**What to do**. The records that follow should be retyped word for word.

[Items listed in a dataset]

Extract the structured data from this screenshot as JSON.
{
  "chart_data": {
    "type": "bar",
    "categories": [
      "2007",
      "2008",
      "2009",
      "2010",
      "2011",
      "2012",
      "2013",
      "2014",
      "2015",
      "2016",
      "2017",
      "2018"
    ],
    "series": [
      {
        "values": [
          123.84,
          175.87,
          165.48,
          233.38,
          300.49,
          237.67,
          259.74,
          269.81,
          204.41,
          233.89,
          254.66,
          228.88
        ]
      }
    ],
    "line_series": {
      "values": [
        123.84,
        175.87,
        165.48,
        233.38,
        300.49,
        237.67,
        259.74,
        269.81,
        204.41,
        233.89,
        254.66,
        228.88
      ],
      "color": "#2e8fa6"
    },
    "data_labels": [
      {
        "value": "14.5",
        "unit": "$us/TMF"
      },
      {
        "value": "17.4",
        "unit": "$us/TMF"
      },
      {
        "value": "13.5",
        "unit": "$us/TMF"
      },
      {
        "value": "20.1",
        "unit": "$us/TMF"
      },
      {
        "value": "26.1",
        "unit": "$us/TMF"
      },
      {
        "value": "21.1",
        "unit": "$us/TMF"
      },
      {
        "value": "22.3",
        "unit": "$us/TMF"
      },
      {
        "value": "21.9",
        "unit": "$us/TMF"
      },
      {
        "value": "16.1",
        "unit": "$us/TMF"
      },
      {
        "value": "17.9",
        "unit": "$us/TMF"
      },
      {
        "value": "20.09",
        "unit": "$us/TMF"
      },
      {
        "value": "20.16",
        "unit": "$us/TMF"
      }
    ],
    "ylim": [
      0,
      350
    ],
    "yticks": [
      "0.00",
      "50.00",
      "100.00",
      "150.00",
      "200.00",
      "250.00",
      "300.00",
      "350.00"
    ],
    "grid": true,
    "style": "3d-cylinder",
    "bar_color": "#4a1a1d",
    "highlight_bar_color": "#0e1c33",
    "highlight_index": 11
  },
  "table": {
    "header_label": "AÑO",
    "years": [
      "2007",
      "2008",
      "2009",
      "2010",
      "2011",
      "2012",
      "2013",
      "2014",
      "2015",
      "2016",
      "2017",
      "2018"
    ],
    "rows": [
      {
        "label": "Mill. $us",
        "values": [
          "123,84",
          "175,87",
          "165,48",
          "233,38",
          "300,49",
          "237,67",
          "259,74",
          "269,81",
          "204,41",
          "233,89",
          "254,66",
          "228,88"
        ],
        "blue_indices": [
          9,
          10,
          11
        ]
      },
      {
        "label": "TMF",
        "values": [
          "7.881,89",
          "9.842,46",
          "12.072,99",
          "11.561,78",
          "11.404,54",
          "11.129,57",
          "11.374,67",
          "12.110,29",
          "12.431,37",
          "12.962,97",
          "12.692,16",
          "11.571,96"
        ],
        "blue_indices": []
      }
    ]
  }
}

**Final result**.
Extract the structured data from this screenshot as JSON.
{
  "chart_data": {
    "type": "bar",
    "categories": [
      "2007",
      "2008",
      "2009",
      "2010",
      "2011",
      "2012",
      "2013",
      "2014",
      "2015",
      "2016",
      "2017",
      "2018"
    ],
    "series": [
      {
        "values": [
          123.84,
          175.87,
          165.48,
          233.38,
          300.49,
          237.67,
          259.74,
          269.81,
          204.41,
          233.89,
          254.66,
          228.88
        ]
      }
    ],
    "line_series": {
      "values": [
        123.84,
        175.87,
        165.48,
        233.38,
        300.49,
        237.67,
        259.74,
        269.81,
        204.41,
        233.89,
        254.66,
        228.88
      ],
      "color": "#2e8fa6"
    },
    "data_labels": [
      {
        "value": "14.5",
        "unit": "$us/TMF"
      },
      {
        "value": "17.4",
        "unit": "$us/TMF"
      },
      {
        "value": "13.5",
        "unit": "$us/TMF"
      },
      {
        "value": "20.1",
        "unit": "$us/TMF"
      },
      {
        "value": "26.1",
        "unit": "$us/TMF"
      },
      {
        "value": "21.1",
        "unit": "$us/TMF"
      },
      {
        "value": "22.3",
        "unit": "$us/TMF"
      },
      {
        "value": "21.9",
        "unit": "$us/TMF"
      },
      {
        "value": "16.1",
        "unit": "$us/TMF"
      },
      {
        "value": "17.9",
        "unit": "$us/TMF"
      },
      {
        "value": "20.09",
        "unit": "$us/TMF"
      },
      {
        "value": "20.16",
        "unit": "$us/TMF"
      }
    ],
    "ylim": [
      0,
      350
    ],
    "yticks": [
      "0.00",
      "50.00",
      "100.00",
      "150.00",
      "200.00",
      "250.00",
      "300.00",
      "350.00"
    ],
    "grid": true,
    "style": "3d-cylinder",
    "bar_color": "#4a1a1d",
    "highlight_bar_color": "#0e1c33",
    "highlight_index": 11
  },
  "table": {
    "header_label": "AÑO",
    "years": [
      "2007",
      "2008",
      "2009",
      "2010",
      "2011",
      "2012",
      "2013",
      "2014",
      "2015",
      "2016",
      "2017",
      "2018"
    ],
    "rows": [
      {
        "label": "Mill. $us",
        "values": [
          "123,84",
          "175,87",
          "165,48",
          "233,38",
          "300,49",
          "237,67",
          "259,74",
          "269,81",
          "204,41",
          "233,89",
          "254,66",
          "228,88"
        ],
        "blue_indices": [
          9,
          10,
          11
        ]
      },
      {
        "label": "TMF",
        "values": [
          "7.881,89",
          "9.842,46",
          "12.072,99",
          "11.561,78",
          "11.404,54",
          "11.129,57",
          "11.374,67",
          "12.110,29",
          "12.431,37",
          "12.962,97",
          "12.692,16",
          "11.571,96"
        ],
        "blue_indices": []
      }
    ]
  }
}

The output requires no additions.